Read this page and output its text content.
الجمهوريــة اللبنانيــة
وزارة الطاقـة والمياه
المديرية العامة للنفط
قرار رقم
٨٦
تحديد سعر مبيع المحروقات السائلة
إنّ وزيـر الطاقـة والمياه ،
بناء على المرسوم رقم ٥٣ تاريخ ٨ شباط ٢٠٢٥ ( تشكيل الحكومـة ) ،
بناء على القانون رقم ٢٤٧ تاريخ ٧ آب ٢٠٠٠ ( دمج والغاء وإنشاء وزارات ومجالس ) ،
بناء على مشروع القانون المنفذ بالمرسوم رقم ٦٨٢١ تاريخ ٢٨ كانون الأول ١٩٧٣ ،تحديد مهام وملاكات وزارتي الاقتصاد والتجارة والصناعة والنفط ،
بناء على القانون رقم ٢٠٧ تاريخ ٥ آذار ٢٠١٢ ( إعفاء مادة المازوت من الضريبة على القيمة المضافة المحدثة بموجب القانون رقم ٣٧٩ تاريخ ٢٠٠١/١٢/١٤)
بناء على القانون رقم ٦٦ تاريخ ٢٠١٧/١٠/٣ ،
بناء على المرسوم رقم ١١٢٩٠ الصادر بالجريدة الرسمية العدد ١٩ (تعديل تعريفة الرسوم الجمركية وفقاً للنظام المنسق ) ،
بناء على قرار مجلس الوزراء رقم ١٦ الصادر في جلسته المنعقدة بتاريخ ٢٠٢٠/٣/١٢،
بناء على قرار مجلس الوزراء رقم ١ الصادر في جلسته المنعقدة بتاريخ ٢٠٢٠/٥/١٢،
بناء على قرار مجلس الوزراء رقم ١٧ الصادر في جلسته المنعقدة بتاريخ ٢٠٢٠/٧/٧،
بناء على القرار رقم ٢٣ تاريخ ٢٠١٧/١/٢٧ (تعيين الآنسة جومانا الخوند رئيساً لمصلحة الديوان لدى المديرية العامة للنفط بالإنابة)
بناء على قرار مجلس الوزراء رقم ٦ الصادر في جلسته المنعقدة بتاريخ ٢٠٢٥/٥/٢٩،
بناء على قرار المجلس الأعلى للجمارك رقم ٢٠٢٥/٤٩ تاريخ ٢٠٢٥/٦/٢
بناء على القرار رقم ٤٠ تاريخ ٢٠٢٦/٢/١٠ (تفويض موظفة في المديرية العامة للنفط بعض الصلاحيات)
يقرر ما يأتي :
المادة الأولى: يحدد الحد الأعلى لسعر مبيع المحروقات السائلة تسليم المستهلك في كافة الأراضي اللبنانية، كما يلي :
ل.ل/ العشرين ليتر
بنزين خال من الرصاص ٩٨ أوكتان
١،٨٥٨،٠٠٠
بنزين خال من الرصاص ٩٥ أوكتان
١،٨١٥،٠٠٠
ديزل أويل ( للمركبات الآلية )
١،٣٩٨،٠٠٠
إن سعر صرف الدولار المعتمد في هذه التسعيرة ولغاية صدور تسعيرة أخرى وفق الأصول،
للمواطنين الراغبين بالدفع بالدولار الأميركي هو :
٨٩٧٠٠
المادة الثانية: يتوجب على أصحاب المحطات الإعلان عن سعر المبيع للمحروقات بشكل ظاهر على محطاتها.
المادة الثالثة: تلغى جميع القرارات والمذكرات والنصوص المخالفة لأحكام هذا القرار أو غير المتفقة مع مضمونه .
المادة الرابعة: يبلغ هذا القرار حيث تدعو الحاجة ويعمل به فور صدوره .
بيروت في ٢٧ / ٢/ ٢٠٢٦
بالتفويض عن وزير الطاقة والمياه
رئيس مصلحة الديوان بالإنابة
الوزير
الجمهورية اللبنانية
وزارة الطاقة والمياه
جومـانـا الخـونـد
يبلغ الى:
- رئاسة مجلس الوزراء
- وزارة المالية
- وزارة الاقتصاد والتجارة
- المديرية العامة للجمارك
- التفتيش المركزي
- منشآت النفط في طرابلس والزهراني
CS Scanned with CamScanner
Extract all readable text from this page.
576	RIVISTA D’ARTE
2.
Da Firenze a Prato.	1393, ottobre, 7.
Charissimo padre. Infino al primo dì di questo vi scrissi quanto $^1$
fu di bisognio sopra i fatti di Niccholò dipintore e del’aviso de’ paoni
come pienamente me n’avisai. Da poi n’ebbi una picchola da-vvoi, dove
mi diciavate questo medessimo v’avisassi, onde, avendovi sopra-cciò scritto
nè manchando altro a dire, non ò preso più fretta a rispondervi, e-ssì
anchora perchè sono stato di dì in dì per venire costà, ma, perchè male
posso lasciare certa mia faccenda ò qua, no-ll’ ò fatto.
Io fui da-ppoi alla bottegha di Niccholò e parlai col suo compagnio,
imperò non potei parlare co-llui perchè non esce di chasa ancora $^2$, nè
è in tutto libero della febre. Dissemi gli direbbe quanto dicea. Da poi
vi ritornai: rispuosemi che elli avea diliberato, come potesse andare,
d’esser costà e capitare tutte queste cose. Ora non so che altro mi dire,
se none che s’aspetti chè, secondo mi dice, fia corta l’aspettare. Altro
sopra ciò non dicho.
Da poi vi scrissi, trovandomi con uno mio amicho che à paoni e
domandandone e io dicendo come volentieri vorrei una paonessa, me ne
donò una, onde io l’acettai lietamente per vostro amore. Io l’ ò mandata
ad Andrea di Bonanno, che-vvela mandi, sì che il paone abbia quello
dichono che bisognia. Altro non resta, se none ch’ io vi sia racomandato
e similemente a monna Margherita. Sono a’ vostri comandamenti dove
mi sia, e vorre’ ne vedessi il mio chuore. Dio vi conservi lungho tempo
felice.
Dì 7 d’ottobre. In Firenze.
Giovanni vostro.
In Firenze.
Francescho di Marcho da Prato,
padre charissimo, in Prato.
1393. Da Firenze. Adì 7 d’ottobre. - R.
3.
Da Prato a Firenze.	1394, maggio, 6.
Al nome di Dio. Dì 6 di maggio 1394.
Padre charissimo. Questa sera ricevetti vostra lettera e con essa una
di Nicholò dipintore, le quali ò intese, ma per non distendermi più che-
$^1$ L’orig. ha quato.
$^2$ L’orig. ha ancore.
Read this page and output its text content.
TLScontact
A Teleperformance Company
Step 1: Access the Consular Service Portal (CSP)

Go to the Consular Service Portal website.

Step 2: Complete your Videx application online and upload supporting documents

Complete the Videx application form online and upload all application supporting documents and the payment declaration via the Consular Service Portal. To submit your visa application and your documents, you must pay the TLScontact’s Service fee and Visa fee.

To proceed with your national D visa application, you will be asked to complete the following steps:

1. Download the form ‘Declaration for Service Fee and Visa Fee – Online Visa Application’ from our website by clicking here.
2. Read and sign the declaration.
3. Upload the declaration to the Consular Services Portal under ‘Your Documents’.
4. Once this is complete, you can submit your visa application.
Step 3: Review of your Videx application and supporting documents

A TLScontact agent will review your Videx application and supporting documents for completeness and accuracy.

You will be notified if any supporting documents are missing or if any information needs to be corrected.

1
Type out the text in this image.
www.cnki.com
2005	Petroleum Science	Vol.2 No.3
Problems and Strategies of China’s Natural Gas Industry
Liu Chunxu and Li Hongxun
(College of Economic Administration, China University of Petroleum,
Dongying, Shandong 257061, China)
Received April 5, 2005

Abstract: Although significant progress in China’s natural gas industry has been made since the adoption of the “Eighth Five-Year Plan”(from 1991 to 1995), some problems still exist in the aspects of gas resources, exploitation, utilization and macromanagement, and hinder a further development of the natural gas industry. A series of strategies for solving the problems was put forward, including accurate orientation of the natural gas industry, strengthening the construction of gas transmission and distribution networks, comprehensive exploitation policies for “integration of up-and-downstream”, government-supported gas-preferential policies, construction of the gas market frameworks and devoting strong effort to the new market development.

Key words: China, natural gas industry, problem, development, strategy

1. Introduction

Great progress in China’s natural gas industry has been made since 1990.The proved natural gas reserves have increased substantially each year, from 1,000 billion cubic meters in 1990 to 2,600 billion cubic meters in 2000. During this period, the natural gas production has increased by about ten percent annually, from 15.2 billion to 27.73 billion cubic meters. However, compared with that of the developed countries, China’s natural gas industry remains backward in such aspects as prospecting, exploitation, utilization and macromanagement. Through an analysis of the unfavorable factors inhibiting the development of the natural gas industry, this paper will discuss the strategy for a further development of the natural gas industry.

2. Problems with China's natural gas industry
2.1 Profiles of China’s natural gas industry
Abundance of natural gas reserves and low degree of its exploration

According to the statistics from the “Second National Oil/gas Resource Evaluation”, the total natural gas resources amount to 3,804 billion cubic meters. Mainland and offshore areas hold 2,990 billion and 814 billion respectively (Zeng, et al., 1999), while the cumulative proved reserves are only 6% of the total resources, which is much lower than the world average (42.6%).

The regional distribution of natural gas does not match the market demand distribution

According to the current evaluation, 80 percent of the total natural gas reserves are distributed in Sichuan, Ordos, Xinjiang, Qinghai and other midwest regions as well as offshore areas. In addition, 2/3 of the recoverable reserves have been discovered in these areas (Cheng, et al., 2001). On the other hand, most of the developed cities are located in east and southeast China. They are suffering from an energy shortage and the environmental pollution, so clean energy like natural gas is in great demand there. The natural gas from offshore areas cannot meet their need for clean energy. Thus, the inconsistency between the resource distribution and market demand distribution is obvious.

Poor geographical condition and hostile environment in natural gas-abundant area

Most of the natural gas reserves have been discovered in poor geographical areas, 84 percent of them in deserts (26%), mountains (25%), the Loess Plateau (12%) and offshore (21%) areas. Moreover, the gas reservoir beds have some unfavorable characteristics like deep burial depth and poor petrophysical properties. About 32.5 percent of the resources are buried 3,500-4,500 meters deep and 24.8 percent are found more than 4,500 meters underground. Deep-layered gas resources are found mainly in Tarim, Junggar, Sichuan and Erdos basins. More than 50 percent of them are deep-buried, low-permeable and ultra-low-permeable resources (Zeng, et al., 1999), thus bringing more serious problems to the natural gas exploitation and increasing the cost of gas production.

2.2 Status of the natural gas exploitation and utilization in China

- [Task requirements]:
List the lines that contain the word "vostro".

- [Output]:
donò una, onde io l’acettai lietamente per vostro amore. Io l’ ò mandata
Giovanni vostro.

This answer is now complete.